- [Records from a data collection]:
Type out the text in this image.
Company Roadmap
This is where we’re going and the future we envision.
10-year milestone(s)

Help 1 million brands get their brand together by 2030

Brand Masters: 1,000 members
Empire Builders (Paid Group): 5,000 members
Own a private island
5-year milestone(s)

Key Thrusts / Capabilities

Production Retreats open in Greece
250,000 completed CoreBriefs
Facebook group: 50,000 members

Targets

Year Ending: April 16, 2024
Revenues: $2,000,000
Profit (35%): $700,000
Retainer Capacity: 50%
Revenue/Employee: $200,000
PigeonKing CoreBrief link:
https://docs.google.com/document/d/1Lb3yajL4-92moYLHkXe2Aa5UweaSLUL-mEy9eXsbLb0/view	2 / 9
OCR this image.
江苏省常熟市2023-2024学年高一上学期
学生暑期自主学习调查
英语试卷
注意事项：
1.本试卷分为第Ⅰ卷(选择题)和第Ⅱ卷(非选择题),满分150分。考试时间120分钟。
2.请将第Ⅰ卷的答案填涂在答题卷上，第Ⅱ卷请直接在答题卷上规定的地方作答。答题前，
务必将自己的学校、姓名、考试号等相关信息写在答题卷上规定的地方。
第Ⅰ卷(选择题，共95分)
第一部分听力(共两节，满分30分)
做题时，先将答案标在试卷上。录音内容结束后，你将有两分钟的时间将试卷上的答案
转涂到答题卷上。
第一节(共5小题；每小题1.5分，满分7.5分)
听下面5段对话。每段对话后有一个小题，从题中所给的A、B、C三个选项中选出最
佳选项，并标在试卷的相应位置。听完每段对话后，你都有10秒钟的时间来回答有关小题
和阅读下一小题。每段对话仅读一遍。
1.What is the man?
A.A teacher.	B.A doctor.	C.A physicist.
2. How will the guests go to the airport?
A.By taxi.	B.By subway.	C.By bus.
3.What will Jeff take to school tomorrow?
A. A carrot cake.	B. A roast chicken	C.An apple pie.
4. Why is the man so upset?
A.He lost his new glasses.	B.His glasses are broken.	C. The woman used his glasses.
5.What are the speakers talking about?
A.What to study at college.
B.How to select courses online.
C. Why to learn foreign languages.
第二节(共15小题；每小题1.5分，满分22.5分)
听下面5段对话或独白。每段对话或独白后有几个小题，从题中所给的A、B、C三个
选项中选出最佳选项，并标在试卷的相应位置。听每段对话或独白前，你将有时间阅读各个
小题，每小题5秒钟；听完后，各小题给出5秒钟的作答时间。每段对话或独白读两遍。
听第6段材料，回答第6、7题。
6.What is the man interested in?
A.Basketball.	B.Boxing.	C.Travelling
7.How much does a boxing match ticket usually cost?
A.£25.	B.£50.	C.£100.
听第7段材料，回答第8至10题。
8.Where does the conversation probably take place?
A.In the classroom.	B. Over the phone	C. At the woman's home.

- [EXERCISE]: Locate "OCR this image." in the data above. Then repeat, exactly, its line and each line after it through the last, adding nothing.

- [WRITTEN RESPONSE]:
OCR this image.
江苏省常熟市2023-2024学年高一上学期
学生暑期自主学习调查
英语试卷
注意事项：
1.本试卷分为第Ⅰ卷(选择题)和第Ⅱ卷(非选择题),满分150分。考试时间120分钟。
2.请将第Ⅰ卷的答案填涂在答题卷上，第Ⅱ卷请直接在答题卷上规定的地方作答。答题前，
务必将自己的学校、姓名、考试号等相关信息写在答题卷上规定的地方。
第Ⅰ卷(选择题，共95分)
第一部分听力(共两节，满分30分)
做题时，先将答案标在试卷上。录音内容结束后，你将有两分钟的时间将试卷上的答案
转涂到答题卷上。
第一节(共5小题；每小题1.5分，满分7.5分)
听下面5段对话。每段对话后有一个小题，从题中所给的A、B、C三个选项中选出最
佳选项，并标在试卷的相应位置。听完每段对话后，你都有10秒钟的时间来回答有关小题
和阅读下一小题。每段对话仅读一遍。
1.What is the man?
A.A teacher.	B.A doctor.	C.A physicist.
2. How will the guests go to the airport?
A.By taxi.	B.By subway.	C.By bus.
3.What will Jeff take to school tomorrow?
A. A carrot cake.	B. A roast chicken	C.An apple pie.
4. Why is the man so upset?
A.He lost his new glasses.	B.His glasses are broken.	C. The woman used his glasses.
5.What are the speakers talking about?
A.What to study at college.
B.How to select courses online.
C. Why to learn foreign languages.
第二节(共15小题；每小题1.5分，满分22.5分)
听下面5段对话或独白。每段对话或独白后有几个小题，从题中所给的A、B、C三个
选项中选出最佳选项，并标在试卷的相应位置。听每段对话或独白前，你将有时间阅读各个
小题，每小题5秒钟；听完后，各小题给出5秒钟的作答时间。每段对话或独白读两遍。
听第6段材料，回答第6、7题。
6.What is the man interested in?
A.Basketball.	B.Boxing.	C.Travelling
7.How much does a boxing match ticket usually cost?
A.£25.	B.£50.	C.£100.
听第7段材料，回答第8至10题。
8.Where does the conversation probably take place?
A.In the classroom.	B. Over the phone	C. At the woman's home.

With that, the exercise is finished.